▶ **TASK PROMPT**:
Each record below must be returned exactly as shown.
begin TASK DATA
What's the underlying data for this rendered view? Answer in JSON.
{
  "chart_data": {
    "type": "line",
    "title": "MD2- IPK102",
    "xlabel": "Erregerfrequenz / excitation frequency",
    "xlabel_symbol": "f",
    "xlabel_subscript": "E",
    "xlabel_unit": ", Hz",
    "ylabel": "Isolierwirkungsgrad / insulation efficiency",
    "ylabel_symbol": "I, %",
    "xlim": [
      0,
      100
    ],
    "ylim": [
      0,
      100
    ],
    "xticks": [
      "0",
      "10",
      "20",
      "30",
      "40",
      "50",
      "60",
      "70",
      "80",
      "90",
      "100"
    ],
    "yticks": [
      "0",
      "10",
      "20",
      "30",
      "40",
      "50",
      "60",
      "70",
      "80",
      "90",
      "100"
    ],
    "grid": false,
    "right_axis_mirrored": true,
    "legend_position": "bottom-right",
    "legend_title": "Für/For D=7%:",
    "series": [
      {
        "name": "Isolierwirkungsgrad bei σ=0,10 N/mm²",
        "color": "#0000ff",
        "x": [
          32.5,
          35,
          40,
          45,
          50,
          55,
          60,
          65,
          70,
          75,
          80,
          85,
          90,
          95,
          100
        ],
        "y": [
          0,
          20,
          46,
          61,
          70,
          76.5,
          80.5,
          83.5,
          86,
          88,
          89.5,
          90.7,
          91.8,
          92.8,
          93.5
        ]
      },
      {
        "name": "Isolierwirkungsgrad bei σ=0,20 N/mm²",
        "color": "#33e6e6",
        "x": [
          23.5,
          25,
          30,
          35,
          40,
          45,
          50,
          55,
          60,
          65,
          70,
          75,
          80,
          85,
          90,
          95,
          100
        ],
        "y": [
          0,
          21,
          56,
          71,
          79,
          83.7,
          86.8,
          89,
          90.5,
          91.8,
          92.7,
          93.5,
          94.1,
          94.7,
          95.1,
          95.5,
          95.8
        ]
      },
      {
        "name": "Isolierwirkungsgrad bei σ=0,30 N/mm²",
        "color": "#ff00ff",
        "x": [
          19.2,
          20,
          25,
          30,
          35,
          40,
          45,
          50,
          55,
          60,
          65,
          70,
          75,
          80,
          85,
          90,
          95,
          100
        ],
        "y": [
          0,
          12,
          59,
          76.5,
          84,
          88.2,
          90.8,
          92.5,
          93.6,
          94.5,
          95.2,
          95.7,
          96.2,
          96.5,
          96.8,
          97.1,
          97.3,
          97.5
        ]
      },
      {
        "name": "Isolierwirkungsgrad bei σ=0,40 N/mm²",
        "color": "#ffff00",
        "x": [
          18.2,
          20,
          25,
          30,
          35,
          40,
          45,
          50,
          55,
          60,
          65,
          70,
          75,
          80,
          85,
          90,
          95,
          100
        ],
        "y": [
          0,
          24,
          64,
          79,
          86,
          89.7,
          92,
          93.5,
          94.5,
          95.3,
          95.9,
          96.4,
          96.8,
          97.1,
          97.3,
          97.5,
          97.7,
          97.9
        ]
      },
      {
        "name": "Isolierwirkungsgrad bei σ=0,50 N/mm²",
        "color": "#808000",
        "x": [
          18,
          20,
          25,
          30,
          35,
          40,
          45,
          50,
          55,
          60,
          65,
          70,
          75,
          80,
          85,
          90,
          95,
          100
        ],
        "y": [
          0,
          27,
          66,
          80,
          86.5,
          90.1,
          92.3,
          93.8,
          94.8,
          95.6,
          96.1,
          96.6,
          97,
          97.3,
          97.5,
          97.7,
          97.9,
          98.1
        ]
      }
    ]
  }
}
end TASK DATA
▶ **EXERCISE SOLUTION**:
What's the underlying data for this rendered view? Answer in JSON.
{
  "chart_data": {
    "type": "line",
    "title": "MD2- IPK102",
    "xlabel": "Erregerfrequenz / excitation frequency",
    "xlabel_symbol": "f",
    "xlabel_subscript": "E",
    "xlabel_unit": ", Hz",
    "ylabel": "Isolierwirkungsgrad / insulation efficiency",
    "ylabel_symbol": "I, %",
    "xlim": [
      0,
      100
    ],
    "ylim": [
      0,
      100
    ],
    "xticks": [
      "0",
      "10",
      "20",
      "30",
      "40",
      "50",
      "60",
      "70",
      "80",
      "90",
      "100"
    ],
    "yticks": [
      "0",
      "10",
      "20",
      "30",
      "40",
      "50",
      "60",
      "70",
      "80",
      "90",
      "100"
    ],
    "grid": false,
    "right_axis_mirrored": true,
    "legend_position": "bottom-right",
    "legend_title": "Für/For D=7%:",
    "series": [
      {
        "name": "Isolierwirkungsgrad bei σ=0,10 N/mm²",
        "color": "#0000ff",
        "x": [
          32.5,
          35,
          40,
          45,
          50,
          55,
          60,
          65,
          70,
          75,
          80,
          85,
          90,
          95,
          100
        ],
        "y": [
          0,
          20,
          46,
          61,
          70,
          76.5,
          80.5,
          83.5,
          86,
          88,
          89.5,
          90.7,
          91.8,
          92.8,
          93.5
        ]
      },
      {
        "name": "Isolierwirkungsgrad bei σ=0,20 N/mm²",
        "color": "#33e6e6",
        "x": [
          23.5,
          25,
          30,
          35,
          40,
          45,
          50,
          55,
          60,
          65,
          70,
          75,
          80,
          85,
          90,
          95,
          100
        ],
        "y": [
          0,
          21,
          56,
          71,
          79,
          83.7,
          86.8,
          89,
          90.5,
          91.8,
          92.7,
          93.5,
          94.1,
          94.7,
          95.1,
          95.5,
          95.8
        ]
      },
      {
        "name": "Isolierwirkungsgrad bei σ=0,30 N/mm²",
        "color": "#ff00ff",
        "x": [
          19.2,
          20,
          25,
          30,
          35,
          40,
          45,
          50,
          55,
          60,
          65,
          70,
          75,
          80,
          85,
          90,
          95,
          100
        ],
        "y": [
          0,
          12,
          59,
          76.5,
          84,
          88.2,
          90.8,
          92.5,
          93.6,
          94.5,
          95.2,
          95.7,
          96.2,
          96.5,
          96.8,
          97.1,
          97.3,
          97.5
        ]
      },
      {
        "name": "Isolierwirkungsgrad bei σ=0,40 N/mm²",
        "color": "#ffff00",
        "x": [
          18.2,
          20,
          25,
          30,
          35,
          40,
          45,
          50,
          55,
          60,
          65,
          70,
          75,
          80,
          85,
          90,
          95,
          100
        ],
        "y": [
          0,
          24,
          64,
          79,
          86,
          89.7,
          92,
          93.5,
          94.5,
          95.3,
          95.9,
          96.4,
          96.8,
          97.1,
          97.3,
          97.5,
          97.7,
          97.9
        ]
      },
      {
        "name": "Isolierwirkungsgrad bei σ=0,50 N/mm²",
        "color": "#808000",
        "x": [
          18,
          20,
          25,
          30,
          35,
          40,
          45,
          50,
          55,
          60,
          65,
          70,
          75,
          80,
          85,
          90,
          95,
          100
        ],
        "y": [
          0,
          27,
          66,
          80,
          86.5,
          90.1,
          92.3,
          93.8,
          94.8,
          95.6,
          96.1,
          96.6,
          97,
          97.3,
          97.5,
          97.7,
          97.9,
          98.1
        ]
      }
    ]
  }
}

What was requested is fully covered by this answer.